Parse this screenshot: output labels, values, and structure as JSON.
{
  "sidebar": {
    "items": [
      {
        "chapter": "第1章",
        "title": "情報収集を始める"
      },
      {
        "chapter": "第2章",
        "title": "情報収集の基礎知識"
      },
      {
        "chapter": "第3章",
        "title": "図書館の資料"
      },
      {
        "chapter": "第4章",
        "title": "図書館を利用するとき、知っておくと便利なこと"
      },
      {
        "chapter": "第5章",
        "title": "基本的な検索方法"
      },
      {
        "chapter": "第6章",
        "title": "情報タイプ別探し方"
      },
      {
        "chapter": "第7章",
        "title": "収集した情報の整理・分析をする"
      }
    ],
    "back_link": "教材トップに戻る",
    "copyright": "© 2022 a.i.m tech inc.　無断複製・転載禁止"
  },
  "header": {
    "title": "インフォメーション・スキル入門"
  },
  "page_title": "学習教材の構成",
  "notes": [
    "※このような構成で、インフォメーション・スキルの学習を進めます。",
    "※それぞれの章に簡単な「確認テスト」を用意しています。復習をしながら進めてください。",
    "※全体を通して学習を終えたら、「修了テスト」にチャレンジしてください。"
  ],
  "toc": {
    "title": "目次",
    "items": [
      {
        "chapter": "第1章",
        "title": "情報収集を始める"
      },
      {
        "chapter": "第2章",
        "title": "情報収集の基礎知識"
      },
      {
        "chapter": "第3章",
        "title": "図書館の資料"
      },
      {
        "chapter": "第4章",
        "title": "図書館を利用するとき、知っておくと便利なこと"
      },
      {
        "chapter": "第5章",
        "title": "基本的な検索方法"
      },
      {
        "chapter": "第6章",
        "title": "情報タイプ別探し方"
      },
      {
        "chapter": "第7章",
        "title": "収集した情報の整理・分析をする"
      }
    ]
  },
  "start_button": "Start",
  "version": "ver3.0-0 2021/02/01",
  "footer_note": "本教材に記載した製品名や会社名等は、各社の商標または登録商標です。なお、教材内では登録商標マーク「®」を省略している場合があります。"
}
◇ ◇ ◇ ◇ ◇
THE REQUEST: In the entries above, how many lines hold the word "インフォメーション"? State the number and nothing else.

FINAL RESULT: 2